[Start]

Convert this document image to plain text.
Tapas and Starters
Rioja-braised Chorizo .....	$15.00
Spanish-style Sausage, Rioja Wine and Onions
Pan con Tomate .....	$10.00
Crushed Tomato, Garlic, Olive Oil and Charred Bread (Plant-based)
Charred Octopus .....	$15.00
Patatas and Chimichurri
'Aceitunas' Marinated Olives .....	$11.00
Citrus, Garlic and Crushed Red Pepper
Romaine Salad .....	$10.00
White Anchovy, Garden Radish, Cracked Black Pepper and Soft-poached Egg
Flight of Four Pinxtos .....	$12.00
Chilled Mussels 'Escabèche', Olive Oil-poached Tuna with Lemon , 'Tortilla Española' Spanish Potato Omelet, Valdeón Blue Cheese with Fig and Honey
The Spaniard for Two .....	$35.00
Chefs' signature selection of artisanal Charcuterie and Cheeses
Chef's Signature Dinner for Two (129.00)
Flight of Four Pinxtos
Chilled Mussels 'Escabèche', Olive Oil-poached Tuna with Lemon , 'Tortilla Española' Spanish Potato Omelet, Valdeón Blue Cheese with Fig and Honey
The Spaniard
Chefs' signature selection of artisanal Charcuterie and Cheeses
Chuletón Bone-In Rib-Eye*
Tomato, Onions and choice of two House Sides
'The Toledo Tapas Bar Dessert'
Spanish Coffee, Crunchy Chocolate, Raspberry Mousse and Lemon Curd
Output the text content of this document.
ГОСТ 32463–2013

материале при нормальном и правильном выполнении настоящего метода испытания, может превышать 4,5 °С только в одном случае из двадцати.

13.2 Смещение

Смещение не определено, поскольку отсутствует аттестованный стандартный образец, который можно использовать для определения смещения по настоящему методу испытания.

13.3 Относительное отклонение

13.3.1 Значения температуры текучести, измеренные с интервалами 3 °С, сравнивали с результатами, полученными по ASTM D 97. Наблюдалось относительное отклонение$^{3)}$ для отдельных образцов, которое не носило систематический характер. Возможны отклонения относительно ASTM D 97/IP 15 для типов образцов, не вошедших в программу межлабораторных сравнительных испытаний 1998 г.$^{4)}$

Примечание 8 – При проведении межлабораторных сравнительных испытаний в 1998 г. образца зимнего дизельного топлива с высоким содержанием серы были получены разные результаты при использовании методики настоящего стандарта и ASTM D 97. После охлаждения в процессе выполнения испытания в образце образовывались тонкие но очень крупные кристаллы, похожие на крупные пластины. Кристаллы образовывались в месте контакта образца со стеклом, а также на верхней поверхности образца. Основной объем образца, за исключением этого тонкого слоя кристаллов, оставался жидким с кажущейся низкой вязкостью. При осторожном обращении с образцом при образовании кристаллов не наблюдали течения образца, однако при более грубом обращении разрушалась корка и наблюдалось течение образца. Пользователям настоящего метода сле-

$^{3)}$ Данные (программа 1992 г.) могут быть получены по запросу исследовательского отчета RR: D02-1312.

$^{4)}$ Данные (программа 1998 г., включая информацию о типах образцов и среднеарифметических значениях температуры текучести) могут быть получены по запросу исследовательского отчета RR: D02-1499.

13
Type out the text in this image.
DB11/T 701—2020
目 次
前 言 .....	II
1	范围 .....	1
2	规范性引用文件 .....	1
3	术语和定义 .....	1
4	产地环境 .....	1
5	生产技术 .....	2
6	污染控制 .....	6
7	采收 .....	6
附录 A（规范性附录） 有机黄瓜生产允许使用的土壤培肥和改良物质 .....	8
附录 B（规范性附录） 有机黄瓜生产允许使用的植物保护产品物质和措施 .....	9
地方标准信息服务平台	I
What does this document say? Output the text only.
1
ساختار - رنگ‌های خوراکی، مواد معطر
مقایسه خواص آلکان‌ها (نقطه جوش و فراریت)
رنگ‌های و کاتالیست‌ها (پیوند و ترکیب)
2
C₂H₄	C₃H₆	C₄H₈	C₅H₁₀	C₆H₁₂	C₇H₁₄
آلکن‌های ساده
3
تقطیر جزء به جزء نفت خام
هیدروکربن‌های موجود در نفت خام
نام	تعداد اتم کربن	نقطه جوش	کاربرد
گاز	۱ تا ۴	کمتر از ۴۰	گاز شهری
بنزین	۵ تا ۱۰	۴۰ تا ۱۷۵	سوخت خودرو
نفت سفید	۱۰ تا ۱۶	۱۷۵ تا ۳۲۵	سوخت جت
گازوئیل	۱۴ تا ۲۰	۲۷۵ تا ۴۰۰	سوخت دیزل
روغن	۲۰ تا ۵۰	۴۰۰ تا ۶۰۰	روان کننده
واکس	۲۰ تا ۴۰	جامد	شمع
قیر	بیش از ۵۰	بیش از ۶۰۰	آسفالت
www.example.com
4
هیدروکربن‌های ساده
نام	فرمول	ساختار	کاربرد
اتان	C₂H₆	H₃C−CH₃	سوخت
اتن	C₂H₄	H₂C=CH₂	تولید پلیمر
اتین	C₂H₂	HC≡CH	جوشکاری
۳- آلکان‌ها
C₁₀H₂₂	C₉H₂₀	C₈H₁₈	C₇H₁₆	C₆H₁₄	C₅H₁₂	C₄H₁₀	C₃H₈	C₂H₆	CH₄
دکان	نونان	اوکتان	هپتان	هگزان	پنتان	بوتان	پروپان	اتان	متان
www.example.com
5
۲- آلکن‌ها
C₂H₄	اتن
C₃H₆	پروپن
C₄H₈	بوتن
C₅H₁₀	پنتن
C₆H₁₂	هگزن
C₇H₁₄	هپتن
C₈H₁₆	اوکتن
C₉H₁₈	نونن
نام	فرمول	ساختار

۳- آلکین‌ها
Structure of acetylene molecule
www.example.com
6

[End]

What you are asked to do:
Gather each line of the records holding the string "C₂H₆".

Written solution:
اتان	C₂H₆	H₃C−CH₃	سوخت
C₁₀H₂₂	C₉H₂₀	C₈H₁₈	C₇H₁₆	C₆H₁₄	C₅H₁₂	C₄H₁₀	C₃H₈	C₂H₆	CH₄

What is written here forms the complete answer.